::: INPUT ROWS

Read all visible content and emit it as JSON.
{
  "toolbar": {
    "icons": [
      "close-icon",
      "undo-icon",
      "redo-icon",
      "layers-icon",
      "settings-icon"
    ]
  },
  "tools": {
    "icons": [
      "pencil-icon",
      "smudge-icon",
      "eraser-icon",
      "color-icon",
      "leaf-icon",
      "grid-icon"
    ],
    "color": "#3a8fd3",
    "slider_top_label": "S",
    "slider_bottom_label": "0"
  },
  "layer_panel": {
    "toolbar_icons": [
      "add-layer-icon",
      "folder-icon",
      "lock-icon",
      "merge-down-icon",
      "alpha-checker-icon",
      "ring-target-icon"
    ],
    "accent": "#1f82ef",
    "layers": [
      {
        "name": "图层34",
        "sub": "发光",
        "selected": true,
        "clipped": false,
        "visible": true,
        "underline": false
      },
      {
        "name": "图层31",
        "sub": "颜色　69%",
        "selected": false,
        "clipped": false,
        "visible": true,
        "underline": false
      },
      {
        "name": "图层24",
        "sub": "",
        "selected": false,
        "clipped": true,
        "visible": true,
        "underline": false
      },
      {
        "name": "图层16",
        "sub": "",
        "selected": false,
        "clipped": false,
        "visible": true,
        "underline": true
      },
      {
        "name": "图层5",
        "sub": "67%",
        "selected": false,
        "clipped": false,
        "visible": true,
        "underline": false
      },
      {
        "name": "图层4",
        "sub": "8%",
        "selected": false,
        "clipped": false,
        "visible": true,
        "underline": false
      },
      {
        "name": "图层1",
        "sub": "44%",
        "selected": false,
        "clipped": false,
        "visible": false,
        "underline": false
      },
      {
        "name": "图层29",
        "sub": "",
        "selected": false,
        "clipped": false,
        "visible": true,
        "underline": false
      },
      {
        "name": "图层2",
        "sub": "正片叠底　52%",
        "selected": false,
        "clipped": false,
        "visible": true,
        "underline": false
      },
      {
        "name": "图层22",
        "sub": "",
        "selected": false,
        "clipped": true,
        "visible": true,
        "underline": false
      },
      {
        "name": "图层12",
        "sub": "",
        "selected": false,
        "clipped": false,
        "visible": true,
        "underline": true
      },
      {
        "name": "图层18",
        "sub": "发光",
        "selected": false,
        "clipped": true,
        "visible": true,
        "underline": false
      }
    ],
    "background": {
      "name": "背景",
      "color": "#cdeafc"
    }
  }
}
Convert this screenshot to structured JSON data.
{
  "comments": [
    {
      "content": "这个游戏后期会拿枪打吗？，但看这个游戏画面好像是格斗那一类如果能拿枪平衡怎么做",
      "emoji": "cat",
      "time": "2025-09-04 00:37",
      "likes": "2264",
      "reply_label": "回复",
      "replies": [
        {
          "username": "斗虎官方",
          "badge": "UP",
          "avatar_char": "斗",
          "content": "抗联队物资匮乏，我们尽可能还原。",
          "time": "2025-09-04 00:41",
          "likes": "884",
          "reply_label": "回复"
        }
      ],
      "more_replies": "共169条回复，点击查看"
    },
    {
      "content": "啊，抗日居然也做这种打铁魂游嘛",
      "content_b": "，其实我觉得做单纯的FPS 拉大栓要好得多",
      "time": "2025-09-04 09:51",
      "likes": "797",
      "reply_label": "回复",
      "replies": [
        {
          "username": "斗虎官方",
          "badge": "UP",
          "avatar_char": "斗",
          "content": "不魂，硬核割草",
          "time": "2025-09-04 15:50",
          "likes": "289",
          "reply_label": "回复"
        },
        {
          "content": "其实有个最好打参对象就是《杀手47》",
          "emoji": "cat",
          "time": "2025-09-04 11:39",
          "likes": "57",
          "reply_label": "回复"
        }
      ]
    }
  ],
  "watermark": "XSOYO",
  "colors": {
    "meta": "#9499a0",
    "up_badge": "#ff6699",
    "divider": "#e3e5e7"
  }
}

::::::

TASK DETAILS: Retype exactly, please, each line from the line that contains "Convert this screenshot" through the last line of the entries above, with nothing added.

RESULT OF THIS EXERCISE:
Convert this screenshot to structured JSON data.
{
  "comments": [
    {
      "content": "这个游戏后期会拿枪打吗？，但看这个游戏画面好像是格斗那一类如果能拿枪平衡怎么做",
      "emoji": "cat",
      "time": "2025-09-04 00:37",
      "likes": "2264",
      "reply_label": "回复",
      "replies": [
        {
          "username": "斗虎官方",
          "badge": "UP",
          "avatar_char": "斗",
          "content": "抗联队物资匮乏，我们尽可能还原。",
          "time": "2025-09-04 00:41",
          "likes": "884",
          "reply_label": "回复"
        }
      ],
      "more_replies": "共169条回复，点击查看"
    },
    {
      "content": "啊，抗日居然也做这种打铁魂游嘛",
      "content_b": "，其实我觉得做单纯的FPS 拉大栓要好得多",
      "time": "2025-09-04 09:51",
      "likes": "797",
      "reply_label": "回复",
      "replies": [
        {
          "username": "斗虎官方",
          "badge": "UP",
          "avatar_char": "斗",
          "content": "不魂，硬核割草",
          "time": "2025-09-04 15:50",
          "likes": "289",
          "reply_label": "回复"
        },
        {
          "content": "其实有个最好打参对象就是《杀手47》",
          "emoji": "cat",
          "time": "2025-09-04 11:39",
          "likes": "57",
          "reply_label": "回复"
        }
      ]
    }
  ],
  "watermark": "XSOYO",
  "colors": {
    "meta": "#9499a0",
    "up_badge": "#ff6699",
    "divider": "#e3e5e7"
  }
}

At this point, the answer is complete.